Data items
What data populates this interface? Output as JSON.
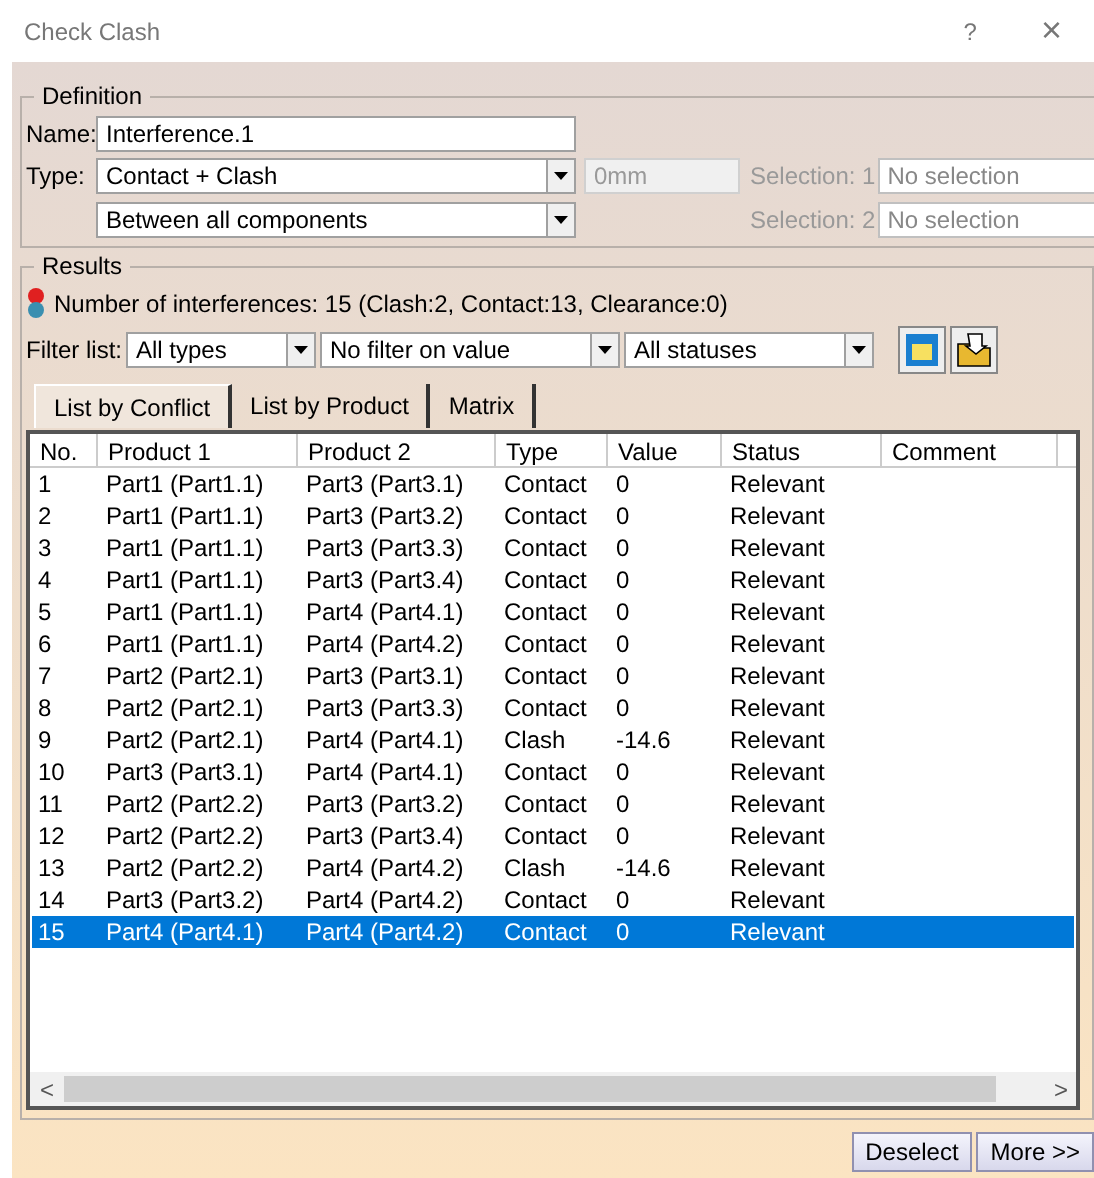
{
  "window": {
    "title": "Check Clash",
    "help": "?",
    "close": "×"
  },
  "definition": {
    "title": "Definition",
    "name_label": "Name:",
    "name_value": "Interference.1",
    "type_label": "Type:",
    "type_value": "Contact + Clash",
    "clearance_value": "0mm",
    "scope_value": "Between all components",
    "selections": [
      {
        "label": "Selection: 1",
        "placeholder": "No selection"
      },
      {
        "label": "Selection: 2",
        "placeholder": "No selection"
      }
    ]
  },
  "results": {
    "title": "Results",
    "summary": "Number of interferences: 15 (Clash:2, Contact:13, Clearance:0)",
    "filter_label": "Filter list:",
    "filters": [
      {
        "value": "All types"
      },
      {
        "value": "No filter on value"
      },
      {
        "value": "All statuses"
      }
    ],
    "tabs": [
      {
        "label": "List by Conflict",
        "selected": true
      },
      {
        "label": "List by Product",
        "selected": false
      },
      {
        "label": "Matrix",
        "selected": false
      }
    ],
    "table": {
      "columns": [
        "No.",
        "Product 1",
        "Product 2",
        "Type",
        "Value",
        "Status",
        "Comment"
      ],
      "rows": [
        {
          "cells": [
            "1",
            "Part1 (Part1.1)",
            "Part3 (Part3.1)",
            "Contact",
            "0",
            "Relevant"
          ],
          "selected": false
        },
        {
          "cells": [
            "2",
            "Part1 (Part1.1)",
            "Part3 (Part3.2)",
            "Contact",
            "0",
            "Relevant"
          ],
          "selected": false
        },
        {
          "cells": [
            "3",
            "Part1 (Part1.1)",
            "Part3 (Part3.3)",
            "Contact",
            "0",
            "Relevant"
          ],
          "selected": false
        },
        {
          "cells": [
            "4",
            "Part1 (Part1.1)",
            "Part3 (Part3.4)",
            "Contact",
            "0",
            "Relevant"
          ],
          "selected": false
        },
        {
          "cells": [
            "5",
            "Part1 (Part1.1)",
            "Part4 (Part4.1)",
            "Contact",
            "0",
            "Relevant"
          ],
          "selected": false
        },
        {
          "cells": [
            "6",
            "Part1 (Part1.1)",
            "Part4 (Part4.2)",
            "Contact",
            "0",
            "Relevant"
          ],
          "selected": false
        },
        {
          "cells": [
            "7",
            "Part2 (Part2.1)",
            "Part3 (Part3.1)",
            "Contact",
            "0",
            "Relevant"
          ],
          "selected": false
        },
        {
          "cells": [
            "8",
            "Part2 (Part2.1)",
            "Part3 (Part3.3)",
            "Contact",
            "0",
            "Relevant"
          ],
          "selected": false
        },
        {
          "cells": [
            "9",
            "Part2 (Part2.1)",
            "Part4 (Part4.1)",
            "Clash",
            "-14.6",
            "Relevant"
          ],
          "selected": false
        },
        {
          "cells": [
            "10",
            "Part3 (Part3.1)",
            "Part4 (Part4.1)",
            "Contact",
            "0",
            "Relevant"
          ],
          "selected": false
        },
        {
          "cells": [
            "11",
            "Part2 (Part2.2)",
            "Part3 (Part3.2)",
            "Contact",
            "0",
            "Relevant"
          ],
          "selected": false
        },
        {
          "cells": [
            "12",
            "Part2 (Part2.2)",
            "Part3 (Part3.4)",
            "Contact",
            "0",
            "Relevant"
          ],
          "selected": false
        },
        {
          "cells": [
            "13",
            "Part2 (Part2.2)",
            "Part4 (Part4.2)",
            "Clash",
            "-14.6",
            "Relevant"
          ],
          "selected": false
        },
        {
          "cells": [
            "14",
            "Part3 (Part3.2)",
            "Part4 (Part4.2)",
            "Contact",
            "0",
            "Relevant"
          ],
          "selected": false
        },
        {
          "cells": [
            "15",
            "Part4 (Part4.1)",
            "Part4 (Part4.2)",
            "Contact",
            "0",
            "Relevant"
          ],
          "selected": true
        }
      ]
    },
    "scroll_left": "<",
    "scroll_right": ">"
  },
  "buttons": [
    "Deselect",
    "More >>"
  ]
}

■ Required work ■
Search the listing above for the string "Clash". Copy every line that contains it.

■ Response to the exercise ■
    "title": "Check Clash",
    "type_value": "Contact + Clash",
    "summary": "Number of interferences: 15 (Clash:2, Contact:13, Clearance:0)",
            "Clash",
            "Clash",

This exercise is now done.